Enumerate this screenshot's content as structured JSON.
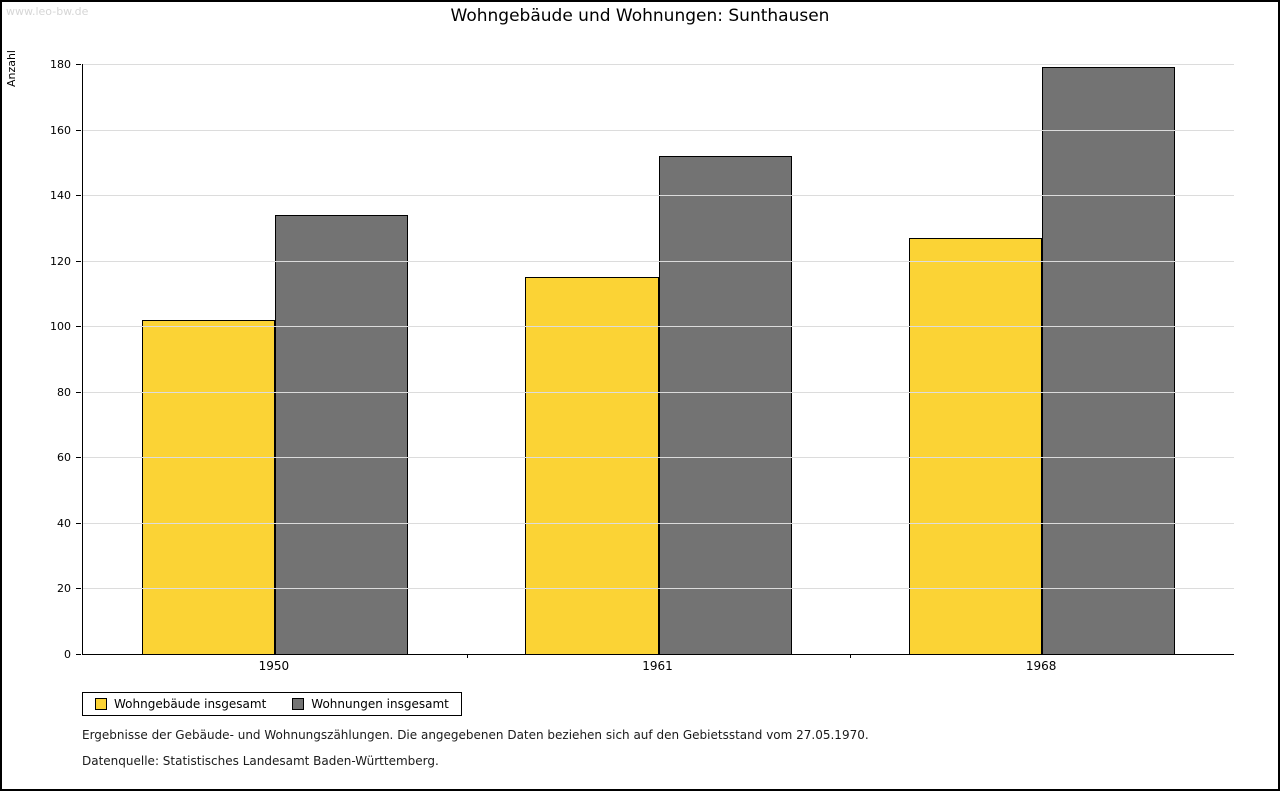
{
  "watermark": "www.leo-bw.de",
  "title": "Wohngebäude und Wohnungen: Sunthausen",
  "footer": {
    "line1": "Ergebnisse der Gebäude- und Wohnungszählungen. Die angegebenen Daten beziehen sich auf den Gebietsstand vom 27.05.1970.",
    "line2": "Datenquelle: Statistisches Landesamt Baden-Württemberg."
  },
  "chart_data": {
    "type": "bar",
    "title": "Wohngebäude und Wohnungen: Sunthausen",
    "categories": [
      "1950",
      "1961",
      "1968"
    ],
    "series": [
      {
        "name": "Wohngebäude insgesamt",
        "color": "#FBD335",
        "values": [
          102,
          115,
          127
        ]
      },
      {
        "name": "Wohnungen insgesamt",
        "color": "#737373",
        "values": [
          134,
          152,
          179
        ]
      }
    ],
    "xlabel": "",
    "ylabel": "Anzahl",
    "ylim": [
      0,
      180
    ],
    "ytick_step": 20,
    "grid": true,
    "legend_position": "bottom-left"
  }
}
**********
● **Directions**
Exclude the pictures. Write out the remaining data exactly.

● **Solution to this task**
Enumerate this screenshot's content as structured JSON.
{
  "watermark": "www.leo-bw.de",
  "title": "Wohngebäude und Wohnungen: Sunthausen",
  "footer": {
    "line1": "Ergebnisse der Gebäude- und Wohnungszählungen. Die angegebenen Daten beziehen sich auf den Gebietsstand vom 27.05.1970.",
    "line2": "Datenquelle: Statistisches Landesamt Baden-Württemberg."
  },
  "chart_data": {
    "type": "bar",
    "title": "Wohngebäude und Wohnungen: Sunthausen",
    "categories": [
      "1950",
      "1961",
      "1968"
    ],
    "series": [
      {
        "name": "Wohngebäude insgesamt",
        "color": "#FBD335",
        "values": [
          102,
          115,
          127
        ]
      },
      {
        "name": "Wohnungen insgesamt",
        "color": "#737373",
        "values": [
          134,
          152,
          179
        ]
      }
    ],
    "xlabel": "",
    "ylabel": "Anzahl",
    "ylim": [
      0,
      180
    ],
    "ytick_step": 20,
    "grid": true,
    "legend_position": "bottom-left"
  }
}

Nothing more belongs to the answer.